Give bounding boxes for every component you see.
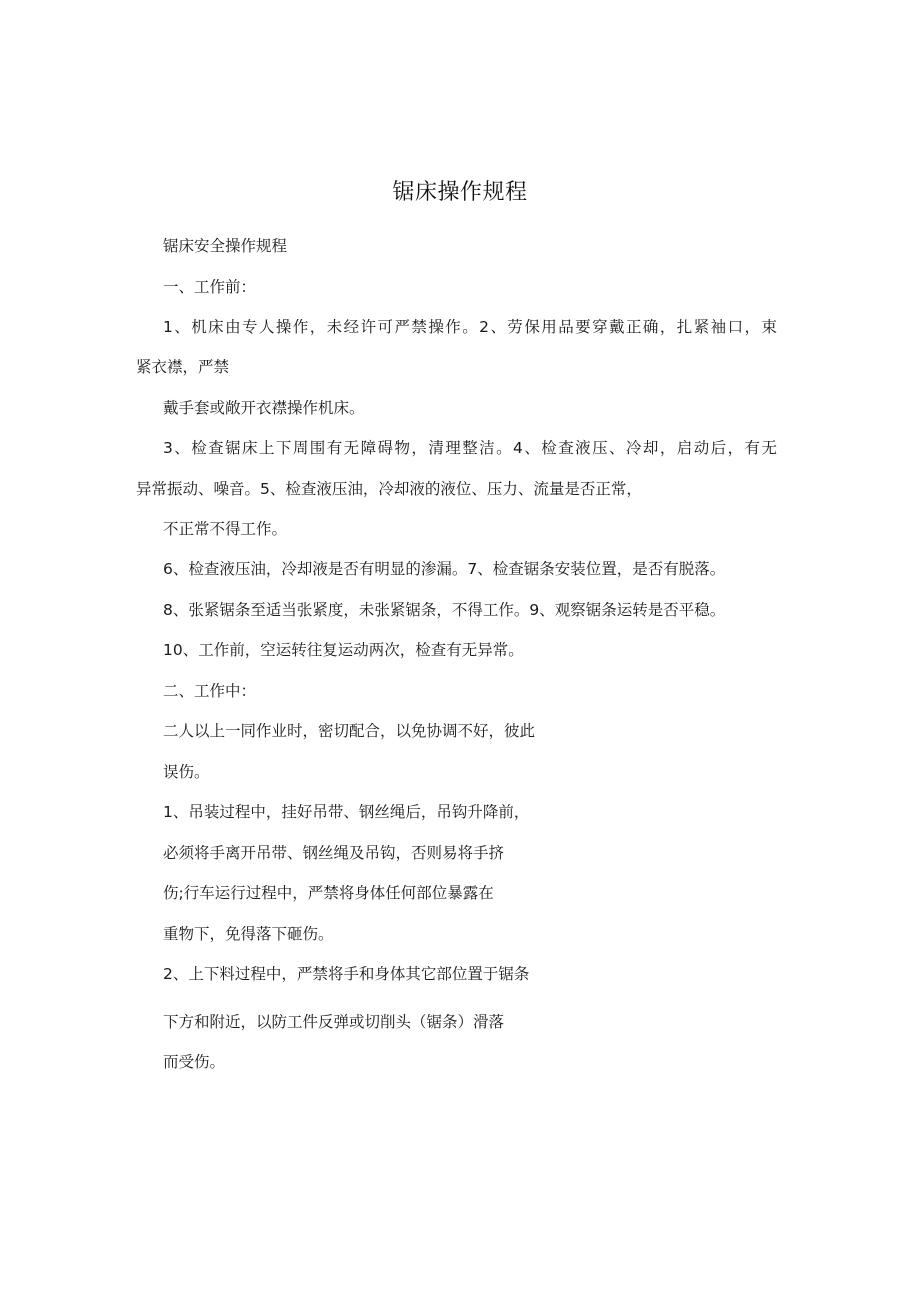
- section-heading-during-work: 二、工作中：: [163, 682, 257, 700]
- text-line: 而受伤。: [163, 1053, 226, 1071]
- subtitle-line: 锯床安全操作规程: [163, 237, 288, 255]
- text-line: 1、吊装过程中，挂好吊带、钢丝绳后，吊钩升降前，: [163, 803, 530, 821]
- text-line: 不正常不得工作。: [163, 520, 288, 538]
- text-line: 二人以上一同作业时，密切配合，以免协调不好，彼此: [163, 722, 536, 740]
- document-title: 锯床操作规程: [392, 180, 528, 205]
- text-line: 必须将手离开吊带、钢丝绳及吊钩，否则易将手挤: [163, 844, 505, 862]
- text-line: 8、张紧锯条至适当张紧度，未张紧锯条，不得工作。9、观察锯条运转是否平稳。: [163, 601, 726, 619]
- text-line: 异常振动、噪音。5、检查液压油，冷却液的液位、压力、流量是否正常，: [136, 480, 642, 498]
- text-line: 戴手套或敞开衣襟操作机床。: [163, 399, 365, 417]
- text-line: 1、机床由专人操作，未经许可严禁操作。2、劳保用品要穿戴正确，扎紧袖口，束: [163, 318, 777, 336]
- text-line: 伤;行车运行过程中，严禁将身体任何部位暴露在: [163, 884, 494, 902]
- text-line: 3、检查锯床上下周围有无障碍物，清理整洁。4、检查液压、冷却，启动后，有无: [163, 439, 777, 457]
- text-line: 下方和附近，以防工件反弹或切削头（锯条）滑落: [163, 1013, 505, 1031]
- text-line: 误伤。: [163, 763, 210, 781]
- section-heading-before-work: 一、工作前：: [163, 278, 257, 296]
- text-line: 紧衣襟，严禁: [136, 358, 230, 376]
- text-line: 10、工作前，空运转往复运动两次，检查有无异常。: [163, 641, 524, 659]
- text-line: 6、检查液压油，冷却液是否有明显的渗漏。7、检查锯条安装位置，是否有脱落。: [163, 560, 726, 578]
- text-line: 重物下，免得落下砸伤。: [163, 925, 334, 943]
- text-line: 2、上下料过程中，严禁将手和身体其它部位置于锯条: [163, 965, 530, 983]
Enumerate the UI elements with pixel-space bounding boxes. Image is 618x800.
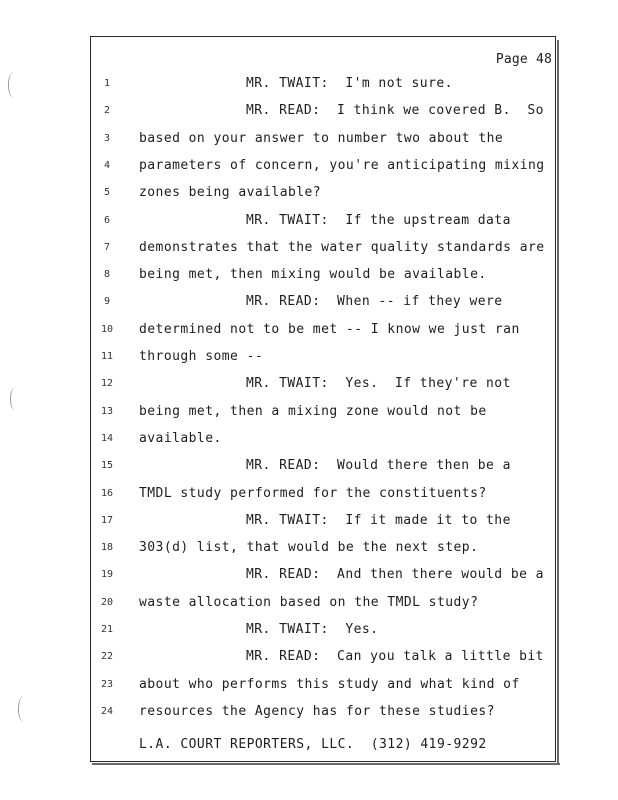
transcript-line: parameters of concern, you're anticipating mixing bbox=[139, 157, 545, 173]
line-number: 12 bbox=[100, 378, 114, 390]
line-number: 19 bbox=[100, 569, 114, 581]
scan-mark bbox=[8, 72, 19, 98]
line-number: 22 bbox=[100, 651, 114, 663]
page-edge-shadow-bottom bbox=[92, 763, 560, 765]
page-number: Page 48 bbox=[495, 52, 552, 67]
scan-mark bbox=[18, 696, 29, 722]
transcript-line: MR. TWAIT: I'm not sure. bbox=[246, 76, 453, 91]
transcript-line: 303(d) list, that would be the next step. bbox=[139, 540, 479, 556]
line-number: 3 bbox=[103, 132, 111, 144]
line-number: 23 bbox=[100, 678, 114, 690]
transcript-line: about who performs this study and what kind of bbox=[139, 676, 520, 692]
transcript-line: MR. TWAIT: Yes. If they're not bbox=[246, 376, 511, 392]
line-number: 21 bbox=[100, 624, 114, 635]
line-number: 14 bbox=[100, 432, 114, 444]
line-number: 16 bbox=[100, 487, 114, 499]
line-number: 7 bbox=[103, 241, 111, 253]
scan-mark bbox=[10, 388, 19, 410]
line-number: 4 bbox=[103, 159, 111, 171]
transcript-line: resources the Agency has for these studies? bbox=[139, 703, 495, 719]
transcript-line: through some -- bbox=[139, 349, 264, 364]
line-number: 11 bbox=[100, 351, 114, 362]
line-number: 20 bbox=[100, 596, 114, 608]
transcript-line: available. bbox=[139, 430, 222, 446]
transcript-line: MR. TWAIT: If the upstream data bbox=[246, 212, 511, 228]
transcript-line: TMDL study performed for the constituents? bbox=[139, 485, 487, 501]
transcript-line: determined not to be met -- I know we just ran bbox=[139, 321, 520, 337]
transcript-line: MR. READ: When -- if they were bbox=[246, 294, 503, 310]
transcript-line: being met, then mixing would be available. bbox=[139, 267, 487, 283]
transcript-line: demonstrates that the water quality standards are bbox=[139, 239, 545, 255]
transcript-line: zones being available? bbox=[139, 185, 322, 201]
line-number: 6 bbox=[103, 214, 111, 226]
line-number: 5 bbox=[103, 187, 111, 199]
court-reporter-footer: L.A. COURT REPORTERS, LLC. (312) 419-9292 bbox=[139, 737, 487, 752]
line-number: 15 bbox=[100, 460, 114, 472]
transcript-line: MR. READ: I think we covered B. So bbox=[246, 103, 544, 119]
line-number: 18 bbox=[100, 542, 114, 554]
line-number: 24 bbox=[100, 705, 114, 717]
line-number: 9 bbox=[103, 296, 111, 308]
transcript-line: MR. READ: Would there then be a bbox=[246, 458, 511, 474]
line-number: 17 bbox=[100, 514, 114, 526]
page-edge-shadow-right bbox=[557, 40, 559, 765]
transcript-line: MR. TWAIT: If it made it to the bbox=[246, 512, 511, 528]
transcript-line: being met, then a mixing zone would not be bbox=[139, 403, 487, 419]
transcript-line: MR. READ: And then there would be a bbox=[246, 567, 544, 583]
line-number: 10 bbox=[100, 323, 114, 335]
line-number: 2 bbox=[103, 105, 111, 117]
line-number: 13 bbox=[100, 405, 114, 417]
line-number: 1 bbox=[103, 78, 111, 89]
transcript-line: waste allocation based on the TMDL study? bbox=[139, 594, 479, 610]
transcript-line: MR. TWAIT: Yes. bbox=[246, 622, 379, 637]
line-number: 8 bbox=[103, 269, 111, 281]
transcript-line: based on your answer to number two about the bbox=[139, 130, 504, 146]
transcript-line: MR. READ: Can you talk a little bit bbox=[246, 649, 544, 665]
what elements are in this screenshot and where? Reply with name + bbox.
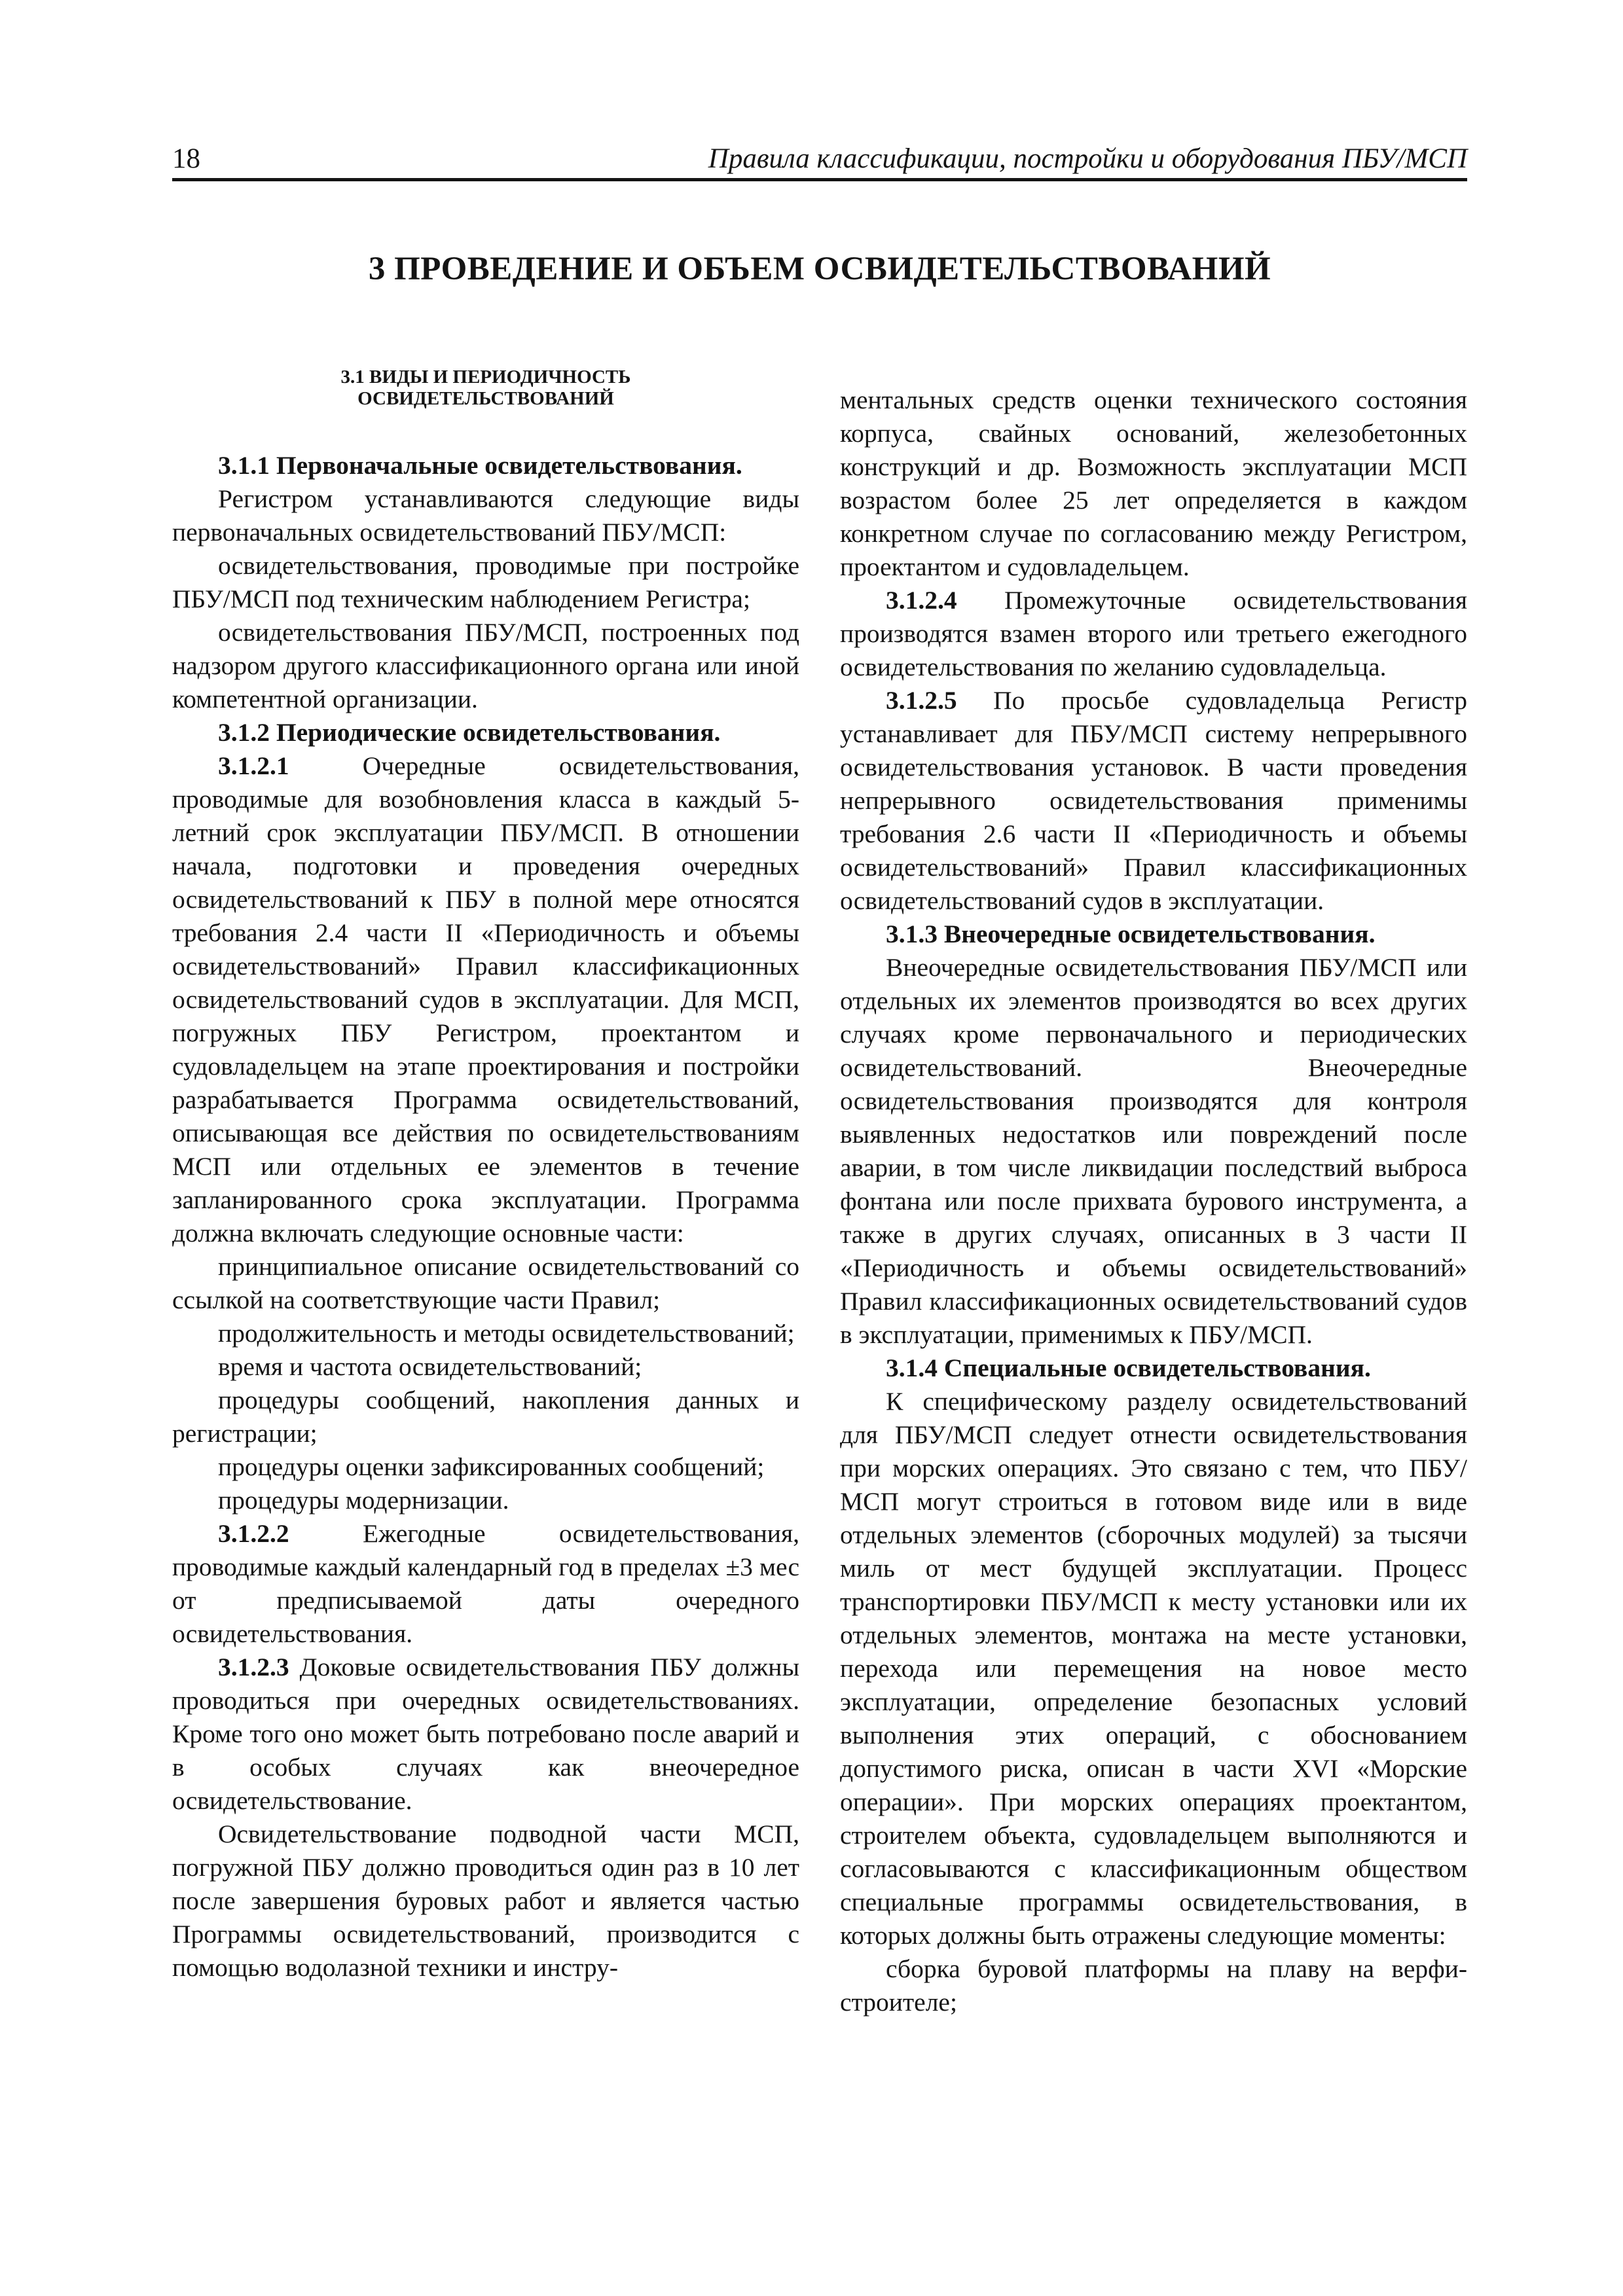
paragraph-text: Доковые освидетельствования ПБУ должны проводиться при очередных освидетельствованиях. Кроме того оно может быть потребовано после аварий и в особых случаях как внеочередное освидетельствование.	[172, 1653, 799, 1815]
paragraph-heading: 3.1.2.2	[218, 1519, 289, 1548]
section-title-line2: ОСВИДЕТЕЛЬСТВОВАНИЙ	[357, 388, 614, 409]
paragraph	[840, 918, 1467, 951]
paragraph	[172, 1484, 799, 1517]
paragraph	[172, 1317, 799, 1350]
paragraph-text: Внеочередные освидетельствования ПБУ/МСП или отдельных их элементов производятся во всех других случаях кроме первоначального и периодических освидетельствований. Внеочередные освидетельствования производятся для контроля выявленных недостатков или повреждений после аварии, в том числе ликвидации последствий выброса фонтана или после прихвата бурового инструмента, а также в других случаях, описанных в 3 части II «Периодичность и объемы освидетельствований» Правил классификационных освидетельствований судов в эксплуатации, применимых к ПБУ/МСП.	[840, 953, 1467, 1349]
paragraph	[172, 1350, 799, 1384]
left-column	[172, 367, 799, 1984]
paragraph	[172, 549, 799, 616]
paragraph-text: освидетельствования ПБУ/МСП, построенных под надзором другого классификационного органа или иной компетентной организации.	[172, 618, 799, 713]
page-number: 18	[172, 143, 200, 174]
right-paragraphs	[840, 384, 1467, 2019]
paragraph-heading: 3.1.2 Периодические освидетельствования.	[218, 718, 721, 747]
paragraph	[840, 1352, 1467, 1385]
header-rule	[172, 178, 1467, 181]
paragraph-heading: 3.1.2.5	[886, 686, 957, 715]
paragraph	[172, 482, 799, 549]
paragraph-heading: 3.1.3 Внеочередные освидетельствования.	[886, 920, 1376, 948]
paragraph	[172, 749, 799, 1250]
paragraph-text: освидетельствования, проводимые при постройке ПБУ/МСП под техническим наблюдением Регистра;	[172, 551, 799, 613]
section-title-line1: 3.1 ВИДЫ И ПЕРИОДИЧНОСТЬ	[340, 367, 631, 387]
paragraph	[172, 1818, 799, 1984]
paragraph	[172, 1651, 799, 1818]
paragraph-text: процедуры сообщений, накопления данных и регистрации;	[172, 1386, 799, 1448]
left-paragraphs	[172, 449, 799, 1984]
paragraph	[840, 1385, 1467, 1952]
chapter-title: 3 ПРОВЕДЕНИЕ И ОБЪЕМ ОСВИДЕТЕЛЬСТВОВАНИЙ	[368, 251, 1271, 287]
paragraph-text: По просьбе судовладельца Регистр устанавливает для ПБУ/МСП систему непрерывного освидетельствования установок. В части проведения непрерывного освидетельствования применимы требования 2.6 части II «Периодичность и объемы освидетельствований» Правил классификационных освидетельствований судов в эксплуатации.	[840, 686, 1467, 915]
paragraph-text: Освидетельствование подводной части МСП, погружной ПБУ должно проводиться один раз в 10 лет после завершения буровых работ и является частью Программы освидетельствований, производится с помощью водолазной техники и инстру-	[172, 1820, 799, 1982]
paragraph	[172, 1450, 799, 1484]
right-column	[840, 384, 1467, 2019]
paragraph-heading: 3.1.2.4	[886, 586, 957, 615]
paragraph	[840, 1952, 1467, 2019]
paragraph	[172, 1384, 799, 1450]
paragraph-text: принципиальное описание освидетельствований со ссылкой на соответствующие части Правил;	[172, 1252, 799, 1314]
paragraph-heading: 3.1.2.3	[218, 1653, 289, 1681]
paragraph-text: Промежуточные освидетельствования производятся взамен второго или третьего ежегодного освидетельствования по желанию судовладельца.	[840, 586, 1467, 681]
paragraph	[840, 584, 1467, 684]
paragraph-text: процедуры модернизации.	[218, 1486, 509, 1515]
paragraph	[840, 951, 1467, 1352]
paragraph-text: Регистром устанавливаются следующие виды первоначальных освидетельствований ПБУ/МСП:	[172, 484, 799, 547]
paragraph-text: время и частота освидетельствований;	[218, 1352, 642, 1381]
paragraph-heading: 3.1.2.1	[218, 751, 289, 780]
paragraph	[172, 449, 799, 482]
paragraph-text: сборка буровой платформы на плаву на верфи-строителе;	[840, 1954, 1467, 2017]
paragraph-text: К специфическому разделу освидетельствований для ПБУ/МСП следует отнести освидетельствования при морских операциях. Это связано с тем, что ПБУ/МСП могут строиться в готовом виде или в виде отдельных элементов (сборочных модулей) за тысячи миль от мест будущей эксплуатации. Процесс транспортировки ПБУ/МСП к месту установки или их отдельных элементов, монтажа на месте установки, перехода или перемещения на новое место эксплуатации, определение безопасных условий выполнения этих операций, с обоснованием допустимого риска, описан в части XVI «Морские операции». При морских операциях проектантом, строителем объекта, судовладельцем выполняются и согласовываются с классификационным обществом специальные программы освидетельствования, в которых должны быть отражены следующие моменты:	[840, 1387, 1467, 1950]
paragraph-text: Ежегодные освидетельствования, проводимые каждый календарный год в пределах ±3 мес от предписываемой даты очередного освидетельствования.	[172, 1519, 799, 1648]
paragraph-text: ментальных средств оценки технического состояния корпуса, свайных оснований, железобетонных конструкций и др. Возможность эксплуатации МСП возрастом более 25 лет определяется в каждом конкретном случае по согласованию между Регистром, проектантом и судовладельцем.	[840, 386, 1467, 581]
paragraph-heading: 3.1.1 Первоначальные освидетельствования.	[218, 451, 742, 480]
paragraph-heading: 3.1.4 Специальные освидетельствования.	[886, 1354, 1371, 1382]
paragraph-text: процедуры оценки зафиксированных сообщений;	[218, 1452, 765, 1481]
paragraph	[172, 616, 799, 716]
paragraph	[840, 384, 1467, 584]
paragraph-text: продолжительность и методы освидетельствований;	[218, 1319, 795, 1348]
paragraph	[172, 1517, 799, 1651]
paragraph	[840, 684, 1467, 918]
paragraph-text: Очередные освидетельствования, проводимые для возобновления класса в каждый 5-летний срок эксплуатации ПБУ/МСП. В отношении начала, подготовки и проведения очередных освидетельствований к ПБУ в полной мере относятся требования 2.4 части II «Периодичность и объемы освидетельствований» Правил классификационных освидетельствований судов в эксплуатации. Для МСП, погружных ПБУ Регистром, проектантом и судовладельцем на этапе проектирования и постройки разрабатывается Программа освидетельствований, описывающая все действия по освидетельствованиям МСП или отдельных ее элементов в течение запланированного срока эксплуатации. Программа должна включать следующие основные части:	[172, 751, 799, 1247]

* * *

- **Work to complete**: Reproduce every line of the material from its start through the line containing "Enumerate the UI", inclusive, omitting the pictures.

- **Exercise solution**:
Give bounding boxes for every component you see.
- section-heading-during-work: 二、工作中：: [163, 682, 257, 700]
- text-line: 而受伤。: [163, 1053, 226, 1071]
- subtitle-line: 锯床安全操作规程: [163, 237, 288, 255]
- text-line: 1、吊装过程中，挂好吊带、钢丝绳后，吊钩升降前，: [163, 803, 530, 821]
- text-line: 不正常不得工作。: [163, 520, 288, 538]
- text-line: 二人以上一同作业时，密切配合，以免协调不好，彼此: [163, 722, 536, 740]
- document-title: 锯床操作规程: [392, 180, 528, 205]
- text-line: 必须将手离开吊带、钢丝绳及吊钩，否则易将手挤: [163, 844, 505, 862]
- text-line: 8、张紧锯条至适当张紧度，未张紧锯条，不得工作。9、观察锯条运转是否平稳。: [163, 601, 726, 619]
- text-line: 异常振动、噪音。5、检查液压油，冷却液的液位、压力、流量是否正常，: [136, 480, 642, 498]
- text-line: 戴手套或敞开衣襟操作机床。: [163, 399, 365, 417]
- text-line: 1、机床由专人操作，未经许可严禁操作。2、劳保用品要穿戴正确，扎紧袖口，束: [163, 318, 777, 336]
- text-line: 伤;行车运行过程中，严禁将身体任何部位暴露在: [163, 884, 494, 902]
- text-line: 3、检查锯床上下周围有无障碍物，清理整洁。4、检查液压、冷却，启动后，有无: [163, 439, 777, 457]
- text-line: 下方和附近，以防工件反弹或切削头（锯条）滑落: [163, 1013, 505, 1031]
- text-line: 误伤。: [163, 763, 210, 781]
- section-heading-before-work: 一、工作前：: [163, 278, 257, 296]
- text-line: 紧衣襟，严禁: [136, 358, 230, 376]
- text-line: 10、工作前，空运转往复运动两次，检查有无异常。: [163, 641, 524, 659]
- text-line: 6、检查液压油，冷却液是否有明显的渗漏。7、检查锯条安装位置，是否有脱落。: [163, 560, 726, 578]
- text-line: 重物下，免得落下砸伤。: [163, 925, 334, 943]
- text-line: 2、上下料过程中，严禁将手和身体其它部位置于锯条: [163, 965, 530, 983]
Enumerate the UI elements with pixel-space bounding boxes. Image is 618x800.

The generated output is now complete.